==== Information given

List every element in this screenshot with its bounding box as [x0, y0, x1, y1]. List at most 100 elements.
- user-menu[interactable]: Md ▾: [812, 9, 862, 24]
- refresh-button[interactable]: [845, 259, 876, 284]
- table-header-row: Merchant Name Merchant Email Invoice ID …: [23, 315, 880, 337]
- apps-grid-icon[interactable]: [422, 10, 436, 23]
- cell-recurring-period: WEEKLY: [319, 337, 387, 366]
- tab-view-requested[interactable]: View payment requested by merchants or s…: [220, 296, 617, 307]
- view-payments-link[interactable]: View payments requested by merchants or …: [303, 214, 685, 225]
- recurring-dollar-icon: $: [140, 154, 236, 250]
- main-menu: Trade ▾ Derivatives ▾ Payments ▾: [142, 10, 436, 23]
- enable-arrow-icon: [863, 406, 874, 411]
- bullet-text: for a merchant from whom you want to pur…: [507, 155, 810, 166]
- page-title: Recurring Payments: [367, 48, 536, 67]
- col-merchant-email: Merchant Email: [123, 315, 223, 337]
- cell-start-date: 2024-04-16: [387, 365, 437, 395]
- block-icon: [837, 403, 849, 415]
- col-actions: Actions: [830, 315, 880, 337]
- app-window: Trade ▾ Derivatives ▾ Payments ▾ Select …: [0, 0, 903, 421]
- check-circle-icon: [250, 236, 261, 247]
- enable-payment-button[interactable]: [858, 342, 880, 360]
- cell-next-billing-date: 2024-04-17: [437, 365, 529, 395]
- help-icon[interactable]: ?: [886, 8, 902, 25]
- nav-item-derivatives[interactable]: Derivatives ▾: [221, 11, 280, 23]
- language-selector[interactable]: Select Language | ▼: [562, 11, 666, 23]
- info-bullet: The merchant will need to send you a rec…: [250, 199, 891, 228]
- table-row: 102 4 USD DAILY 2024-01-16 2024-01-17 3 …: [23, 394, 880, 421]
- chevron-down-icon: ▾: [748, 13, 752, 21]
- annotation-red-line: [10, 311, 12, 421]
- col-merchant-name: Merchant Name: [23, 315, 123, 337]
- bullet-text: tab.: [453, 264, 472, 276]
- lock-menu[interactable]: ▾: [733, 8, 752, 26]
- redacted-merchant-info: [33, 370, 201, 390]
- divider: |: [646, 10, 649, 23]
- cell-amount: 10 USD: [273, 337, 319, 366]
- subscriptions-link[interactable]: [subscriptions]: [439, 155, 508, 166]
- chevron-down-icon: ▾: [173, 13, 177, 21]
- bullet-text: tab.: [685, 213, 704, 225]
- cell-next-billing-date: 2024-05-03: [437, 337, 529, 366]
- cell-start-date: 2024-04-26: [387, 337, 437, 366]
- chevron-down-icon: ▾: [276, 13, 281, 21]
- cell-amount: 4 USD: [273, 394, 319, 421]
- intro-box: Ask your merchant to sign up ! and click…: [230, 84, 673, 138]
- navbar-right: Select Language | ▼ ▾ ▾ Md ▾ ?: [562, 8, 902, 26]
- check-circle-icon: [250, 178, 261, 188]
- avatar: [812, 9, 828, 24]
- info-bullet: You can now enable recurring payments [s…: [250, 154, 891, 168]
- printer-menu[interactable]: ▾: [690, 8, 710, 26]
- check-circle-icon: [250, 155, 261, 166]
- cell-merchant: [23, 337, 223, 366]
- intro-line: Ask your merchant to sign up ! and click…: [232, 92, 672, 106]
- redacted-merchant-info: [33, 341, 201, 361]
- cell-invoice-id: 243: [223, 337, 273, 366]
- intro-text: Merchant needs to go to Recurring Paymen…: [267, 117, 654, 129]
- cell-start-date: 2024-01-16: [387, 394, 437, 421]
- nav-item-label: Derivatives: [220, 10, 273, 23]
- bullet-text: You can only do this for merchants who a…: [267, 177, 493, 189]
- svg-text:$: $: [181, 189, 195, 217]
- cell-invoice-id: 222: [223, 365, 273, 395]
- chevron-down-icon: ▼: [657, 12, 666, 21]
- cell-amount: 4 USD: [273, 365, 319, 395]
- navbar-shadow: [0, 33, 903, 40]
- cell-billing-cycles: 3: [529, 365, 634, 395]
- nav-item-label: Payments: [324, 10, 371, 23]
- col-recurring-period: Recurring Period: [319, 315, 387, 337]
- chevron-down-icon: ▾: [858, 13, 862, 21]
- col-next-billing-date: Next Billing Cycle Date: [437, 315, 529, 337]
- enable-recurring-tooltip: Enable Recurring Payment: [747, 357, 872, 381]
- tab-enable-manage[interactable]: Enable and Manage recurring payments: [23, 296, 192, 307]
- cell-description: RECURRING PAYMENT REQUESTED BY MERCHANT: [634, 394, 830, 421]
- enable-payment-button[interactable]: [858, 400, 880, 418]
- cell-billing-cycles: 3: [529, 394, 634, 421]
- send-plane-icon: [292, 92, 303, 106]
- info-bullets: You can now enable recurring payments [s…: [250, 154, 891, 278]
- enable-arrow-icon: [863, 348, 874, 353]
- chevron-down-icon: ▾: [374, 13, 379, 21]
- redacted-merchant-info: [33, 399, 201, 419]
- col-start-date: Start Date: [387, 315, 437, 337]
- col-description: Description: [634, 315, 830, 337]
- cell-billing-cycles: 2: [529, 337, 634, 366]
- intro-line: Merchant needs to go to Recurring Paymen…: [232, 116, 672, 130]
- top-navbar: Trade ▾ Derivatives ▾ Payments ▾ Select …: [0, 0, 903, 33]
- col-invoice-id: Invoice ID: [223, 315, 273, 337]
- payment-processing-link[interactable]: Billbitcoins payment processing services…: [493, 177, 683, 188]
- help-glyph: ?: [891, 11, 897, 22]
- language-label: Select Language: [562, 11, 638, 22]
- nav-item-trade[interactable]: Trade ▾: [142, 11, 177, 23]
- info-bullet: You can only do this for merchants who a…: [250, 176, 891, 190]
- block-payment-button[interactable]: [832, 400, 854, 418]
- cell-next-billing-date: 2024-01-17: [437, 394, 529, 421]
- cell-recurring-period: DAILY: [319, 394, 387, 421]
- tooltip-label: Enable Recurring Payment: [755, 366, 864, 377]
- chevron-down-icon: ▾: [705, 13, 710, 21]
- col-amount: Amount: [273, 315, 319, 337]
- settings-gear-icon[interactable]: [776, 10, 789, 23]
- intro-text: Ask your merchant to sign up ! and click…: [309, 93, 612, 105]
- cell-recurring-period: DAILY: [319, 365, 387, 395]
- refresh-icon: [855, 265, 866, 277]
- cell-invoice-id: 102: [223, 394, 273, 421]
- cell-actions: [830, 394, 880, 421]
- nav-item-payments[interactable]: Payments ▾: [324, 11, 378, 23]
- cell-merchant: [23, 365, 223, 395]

========

What the task requires: Convert the records above into a JSON list of strings, one string for each line, leaving out any blank lines.

Reply to the exercise:
[
  "List every element in this screenshot with its bounding box as [x0, y0, x1, y1]. List at most 100 elements.",
  "- user-menu[interactable]: Md ▾: [812, 9, 862, 24]",
  "- refresh-button[interactable]: [845, 259, 876, 284]",
  "- table-header-row: Merchant Name Merchant Email Invoice ID …: [23, 315, 880, 337]",
  "- apps-grid-icon[interactable]: [422, 10, 436, 23]",
  "- cell-recurring-period: WEEKLY: [319, 337, 387, 366]",
  "- tab-view-requested[interactable]: View payment requested by merchants or s…: [220, 296, 617, 307]",
  "- view-payments-link[interactable]: View payments requested by merchants or …: [303, 214, 685, 225]",
  "- recurring-dollar-icon: $: [140, 154, 236, 250]",
  "- main-menu: Trade ▾ Derivatives ▾ Payments ▾: [142, 10, 436, 23]",
  "- enable-arrow-icon: [863, 406, 874, 411]",
  "- bullet-text: for a merchant from whom you want to pur…: [507, 155, 810, 166]",
  "- page-title: Recurring Payments: [367, 48, 536, 67]",
  "- col-merchant-email: Merchant Email: [123, 315, 223, 337]",
  "- cell-start-date: 2024-04-16: [387, 365, 437, 395]",
  "- block-icon: [837, 403, 849, 415]",
  "- col-actions: Actions: [830, 315, 880, 337]",
  "- app-window: Trade ▾ Derivatives ▾ Payments ▾ Select …: [0, 0, 903, 421]",
  "- check-circle-icon: [250, 236, 261, 247]",
  "- enable-payment-button[interactable]: [858, 342, 880, 360]",
  "- cell-next-billing-date: 2024-04-17: [437, 365, 529, 395]",
  "- help-icon[interactable]: ?: [886, 8, 902, 25]",
  "- nav-item-derivatives[interactable]: Derivatives ▾: [221, 11, 280, 23]",
  "- language-selector[interactable]: Select Language | ▼: [562, 11, 666, 23]",
  "- info-bullet: The merchant will need to send you a rec…: [250, 199, 891, 228]",
  "- table-row: 102 4 USD DAILY 2024-01-16 2024-01-17 3 …: [23, 394, 880, 421]",
  "- chevron-down-icon: ▾: [748, 13, 752, 21]",
  "- annotation-red-line: [10, 311, 12, 421]",
  "- col-merchant-name: Merchant Name: [23, 315, 123, 337]",
  "- bullet-text: tab.: [453, 264, 472, 276]",
  "- lock-menu[interactable]: ▾: [733, 8, 752, 26]",
  "- redacted-merchant-info: [33, 370, 201, 390]",
  "- divider: |: [646, 10, 649, 23]",
  "- cell-amount: 10 USD: [273, 337, 319, 366]",
  "- subscriptions-link[interactable]: [subscriptions]: [439, 155, 508, 166]",
  "- chevron-down-icon: ▾: [173, 13, 177, 21]",
  "- bullet-text: tab.: [685, 213, 704, 225]",
  "- cell-next-billing-date: 2024-05-03: [437, 337, 529, 366]",
  "- cell-start-date: 2024-04-26: [387, 337, 437, 366]",
  "- chevron-down-icon: ▾: [276, 13, 281, 21]",
  "- cell-amount: 4 USD: [273, 394, 319, 421]",
  "- intro-box: Ask your merchant to sign up ! and click…: [230, 84, 673, 138]",
  "- navbar-right: Select Language | ▼ ▾ ▾ Md ▾ ?: [562, 8, 902, 26]",
  "- check-circle-icon: [250, 178, 261, 188]",
  "- avatar: [812, 9, 828, 24]",
  "- info-bullet: You can now enable recurring payments [s…: [250, 154, 891, 168]",
  "- printer-menu[interactable]: ▾: [690, 8, 710, 26]",
  "- check-circle-icon: [250, 155, 261, 166]",
  "- cell-merchant: [23, 337, 223, 366]",
  "- intro-line: Ask your merchant to sign up ! and click…: [232, 92, 672, 106]",
  "- redacted-merchant-info: [33, 341, 201, 361]",
  "- cell-invoice-id: 243: [223, 337, 273, 366]",
  "- intro-text: Merchant needs to go to Recurring Paymen…: [267, 117, 654, 129]",
  "- cell-start-date: 2024-01-16: [387, 394, 437, 421]",
  "- nav-item-label: Derivatives: [220, 10, 273, 23]",
  "- bullet-text: You can only do this for merchants who a…: [267, 177, 493, 189]",
  "- svg-text:$: $: [181, 189, 195, 217]",
  "- cell-invoice-id: 222: [223, 365, 273, 395]",
  "- chevron-down-icon: ▼: [657, 12, 666, 21]",
  "- cell-amount: 4 USD: [273, 365, 319, 395]",
  "- navbar-shadow: [0, 33, 903, 40]",
  "- cell-billing-cycles: 3: [529, 365, 634, 395]",
  "- nav-item-label: Payments: [324, 10, 371, 23]",
  "- col-recurring-period: Recurring Period: [319, 315, 387, 337]",
  "- chevron-down-icon: ▾: [858, 13, 862, 21]",
  "- col-next-billing-date: Next Billing Cycle Date: [437, 315, 529, 337]",
  "- enable-recurring-tooltip: Enable Recurring Payment: [747, 357, 872, 381]",
  "- tab-enable-manage[interactable]: Enable and Manage recurring payments: [23, 296, 192, 307]",
  "- cell-description: RECURRING PAYMENT REQUESTED BY MERCHANT: [634, 394, 830, 421]",
  "- enable-payment-button[interactable]: [858, 400, 880, 418]",
  "- cell-billing-cycles: 3: [529, 394, 634, 421]",
  "- send-plane-icon: [292, 92, 303, 106]",
  "- info-bullets: You can now enable recurring payments [s…: [250, 154, 891, 278]",
  "- enable-arrow-icon: [863, 348, 874, 353]",
  "- chevron-down-icon: ▾: [374, 13, 379, 21]",
  "- redacted-merchant-info: [33, 399, 201, 419]",
  "- col-start-date: Start Date: [387, 315, 437, 337]",
  "- col-description: Description: [634, 315, 830, 337]",
  "- cell-billing-cycles: 2: [529, 337, 634, 366]",
  "- intro-line: Merchant needs to go to Recurring Paymen…: [232, 116, 672, 130]",
  "- top-navbar: Trade ▾ Derivatives ▾ Payments ▾ Select …: [0, 0, 903, 33]",
  "- col-invoice-id: Invoice ID: [223, 315, 273, 337]",
  "- payment-processing-link[interactable]: Billbitcoins payment processing services…: [493, 177, 683, 188]",
  "- help-glyph: ?: [891, 11, 897, 22]",
  "- language-label: Select Language: [562, 11, 638, 22]",
  "- nav-item-trade[interactable]: Trade ▾: [142, 11, 177, 23]",
  "- info-bullet: You can only do this for merchants who a…: [250, 176, 891, 190]",
  "- block-payment-button[interactable]: [832, 400, 854, 418]",
  "- cell-next-billing-date: 2024-01-17: [437, 394, 529, 421]",
  "- cell-recurring-period: DAILY: [319, 394, 387, 421]",
  "- tooltip-label: Enable Recurring Payment: [755, 366, 864, 377]",
  "- chevron-down-icon: ▾: [705, 13, 710, 21]",
  "- col-amount: Amount: [273, 315, 319, 337]",
  "- settings-gear-icon[interactable]: [776, 10, 789, 23]",
  "- intro-text: Ask your merchant to sign up ! and click…: [309, 93, 612, 105]",
  "- cell-recurring-period: DAILY: [319, 365, 387, 395]",
  "- refresh-icon: [855, 265, 866, 277]",
  "- cell-invoice-id: 102: [223, 394, 273, 421]",
  "- cell-actions: [830, 394, 880, 421]",
  "- nav-item-payments[interactable]: Payments ▾: [324, 11, 378, 23]",
  "- cell-merchant: [23, 365, 223, 395]"
]